◆ What is expected
Identify and reproduce every line holding the string "close".

◆ Exercise materials
___
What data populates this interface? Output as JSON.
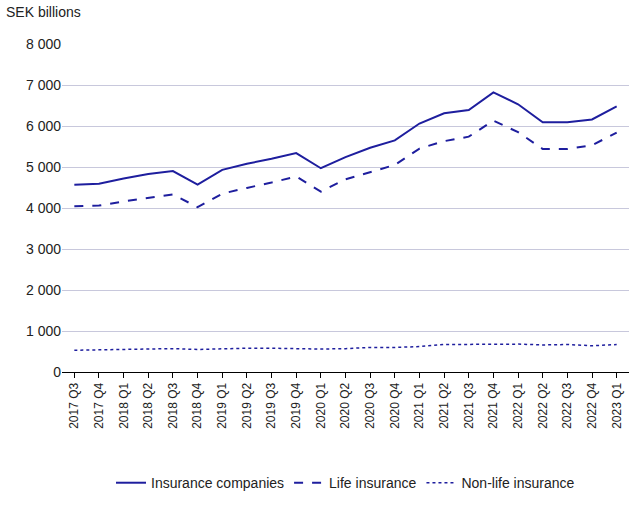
{
  "chart_data": {
    "type": "line",
    "y_label": "SEK billions",
    "categories": [
      "2017 Q3",
      "2017 Q4",
      "2018 Q1",
      "2018 Q2",
      "2018 Q3",
      "2018 Q4",
      "2019 Q1",
      "2019 Q2",
      "2019 Q3",
      "2019 Q4",
      "2020 Q1",
      "2020 Q2",
      "2020 Q3",
      "2020 Q4",
      "2021 Q1",
      "2021 Q2",
      "2021 Q3",
      "2021 Q4",
      "2022 Q1",
      "2022 Q2",
      "2022 Q3",
      "2022 Q4",
      "2023 Q1"
    ],
    "series": [
      {
        "name": "Insurance companies",
        "color": "#1e1e9e",
        "line_style": "solid",
        "values": [
          4570,
          4590,
          4720,
          4830,
          4900,
          4570,
          4930,
          5080,
          5200,
          5340,
          4970,
          5240,
          5470,
          5650,
          6060,
          6310,
          6390,
          6820,
          6530,
          6090,
          6090,
          6160,
          6480
        ]
      },
      {
        "name": "Life insurance",
        "color": "#1e1e9e",
        "line_style": "dash",
        "values": [
          4040,
          4060,
          4160,
          4240,
          4330,
          4020,
          4350,
          4490,
          4620,
          4770,
          4400,
          4700,
          4870,
          5050,
          5450,
          5630,
          5740,
          6130,
          5850,
          5440,
          5440,
          5530,
          5840
        ]
      },
      {
        "name": "Non-life insurance",
        "color": "#1e1e9e",
        "line_style": "dot",
        "values": [
          530,
          540,
          550,
          570,
          570,
          550,
          570,
          580,
          580,
          570,
          560,
          570,
          600,
          600,
          620,
          670,
          670,
          680,
          680,
          660,
          670,
          640,
          670
        ]
      }
    ],
    "ylim": [
      0,
      8000
    ],
    "yticks": [
      0,
      {
        "value": 1000,
        "label": "1 000"
      },
      {
        "value": 2000,
        "label": "2 000"
      },
      {
        "value": 3000,
        "label": "3 000"
      },
      {
        "value": 4000,
        "label": "4 000"
      },
      {
        "value": 5000,
        "label": "5 000"
      },
      {
        "value": 6000,
        "label": "6 000"
      },
      {
        "value": 7000,
        "label": "7 000"
      },
      {
        "value": 8000,
        "label": "8 000"
      }
    ],
    "grid": true,
    "legend": "bottom"
  }
}
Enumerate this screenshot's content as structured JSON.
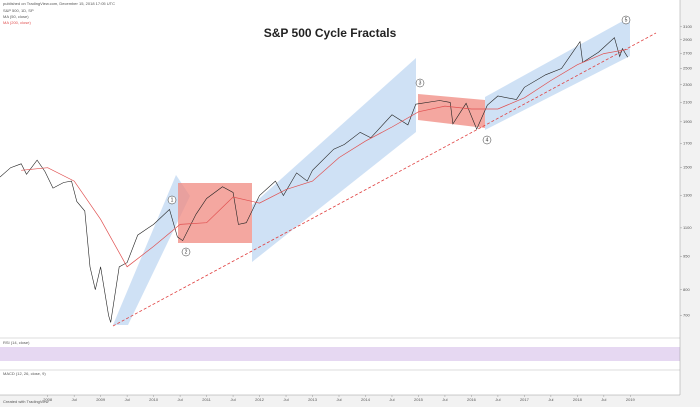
{
  "chart_data": {
    "type": "line",
    "title": "S&P 500 Cycle Fractals",
    "published": "published on TradingView.com, December 15, 2018 17:05 UTC",
    "legend_extra": "MA (50, close)",
    "rsi_label": "RSI (14, close)",
    "macd_label": "MACD (12, 26, close, 9)",
    "footer": "Created with TradingView",
    "annotations": [
      "1",
      "2",
      "3",
      "4",
      "5"
    ],
    "log_scale": true,
    "xlim": [
      2007.1,
      2019.9
    ],
    "ylim": [
      650,
      3380
    ],
    "xticks": [
      2008,
      {
        "value": 2008.5,
        "label": "Jul"
      },
      2009,
      {
        "value": 2009.5,
        "label": "Jul"
      },
      2010,
      {
        "value": 2010.5,
        "label": "Jul"
      },
      2011,
      {
        "value": 2011.5,
        "label": "Jul"
      },
      2012,
      {
        "value": 2012.5,
        "label": "Jul"
      },
      2013,
      {
        "value": 2013.5,
        "label": "Jul"
      },
      2014,
      {
        "value": 2014.5,
        "label": "Jul"
      },
      2015,
      {
        "value": 2015.5,
        "label": "Jul"
      },
      2016,
      {
        "value": 2016.5,
        "label": "Jul"
      },
      2017,
      {
        "value": 2017.5,
        "label": "Jul"
      },
      2018,
      {
        "value": 2018.5,
        "label": "Jul"
      },
      2019
    ],
    "yticks": [
      700,
      800,
      950,
      1100,
      1300,
      1500,
      1700,
      1900,
      2100,
      2300,
      2500,
      2700,
      2900,
      3100
    ],
    "series": [
      {
        "name": "S&P 500, 1D, SP",
        "color": "#222222",
        "x": [
          2007.1,
          2007.3,
          2007.5,
          2007.6,
          2007.8,
          2007.95,
          2008.1,
          2008.3,
          2008.45,
          2008.55,
          2008.7,
          2008.8,
          2008.9,
          2009.0,
          2009.15,
          2009.19,
          2009.35,
          2009.5,
          2009.7,
          2009.9,
          2010.0,
          2010.3,
          2010.45,
          2010.55,
          2010.8,
          2011.0,
          2011.3,
          2011.5,
          2011.6,
          2011.75,
          2012.0,
          2012.3,
          2012.45,
          2012.7,
          2012.9,
          2013.0,
          2013.4,
          2013.6,
          2013.9,
          2014.1,
          2014.5,
          2014.8,
          2014.95,
          2015.4,
          2015.6,
          2015.65,
          2015.9,
          2016.1,
          2016.3,
          2016.5,
          2016.85,
          2017.0,
          2017.4,
          2017.7,
          2018.05,
          2018.1,
          2018.4,
          2018.7,
          2018.8,
          2018.85,
          2018.95
        ],
        "values": [
          1430,
          1500,
          1530,
          1450,
          1560,
          1470,
          1350,
          1390,
          1400,
          1260,
          1200,
          900,
          800,
          900,
          700,
          676,
          900,
          920,
          1060,
          1100,
          1120,
          1210,
          1050,
          1030,
          1180,
          1280,
          1360,
          1320,
          1120,
          1130,
          1300,
          1400,
          1300,
          1460,
          1400,
          1480,
          1650,
          1690,
          1800,
          1750,
          1970,
          1870,
          2080,
          2120,
          2100,
          1880,
          2090,
          1830,
          2070,
          2170,
          2130,
          2270,
          2420,
          2500,
          2870,
          2580,
          2720,
          2930,
          2660,
          2770,
          2650
        ]
      },
      {
        "name": "MA (200, close)",
        "color": "#e05050",
        "x": [
          2007.5,
          2008.0,
          2008.5,
          2009.0,
          2009.5,
          2010.0,
          2010.5,
          2011.0,
          2011.5,
          2012.0,
          2012.5,
          2013.0,
          2013.5,
          2014.0,
          2014.5,
          2015.0,
          2015.5,
          2016.0,
          2016.5,
          2017.0,
          2017.5,
          2018.0,
          2018.5,
          2018.95
        ],
        "values": [
          1480,
          1500,
          1400,
          1150,
          900,
          1000,
          1120,
          1130,
          1290,
          1250,
          1340,
          1400,
          1580,
          1720,
          1850,
          2000,
          2060,
          2030,
          2030,
          2150,
          2350,
          2550,
          2700,
          2760
        ]
      }
    ]
  }
}
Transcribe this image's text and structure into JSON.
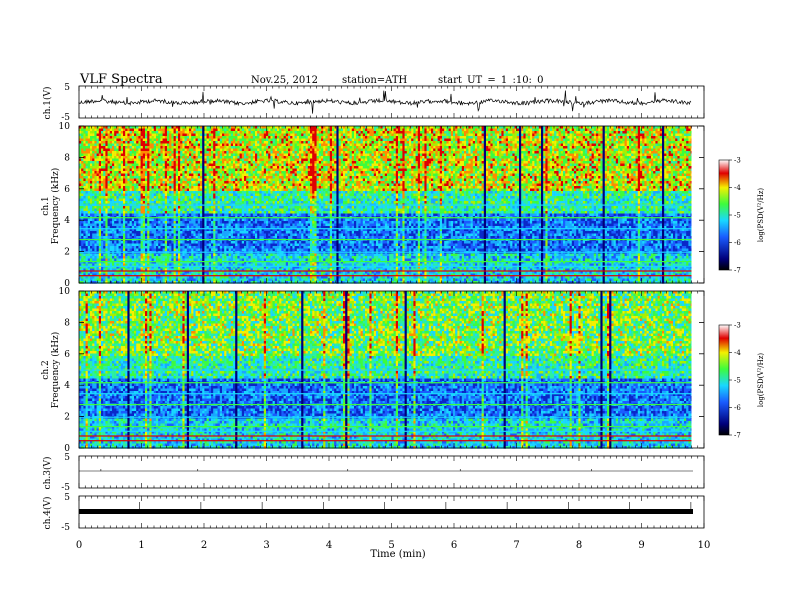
___
◆ Answer for the task
    "legend_extra": "MA (50, close)",
    "rsi_label": "RSI (14, close)",
    "macd_label": "MACD (12, 26, close, 9)",
        "name": "MA (200, close)",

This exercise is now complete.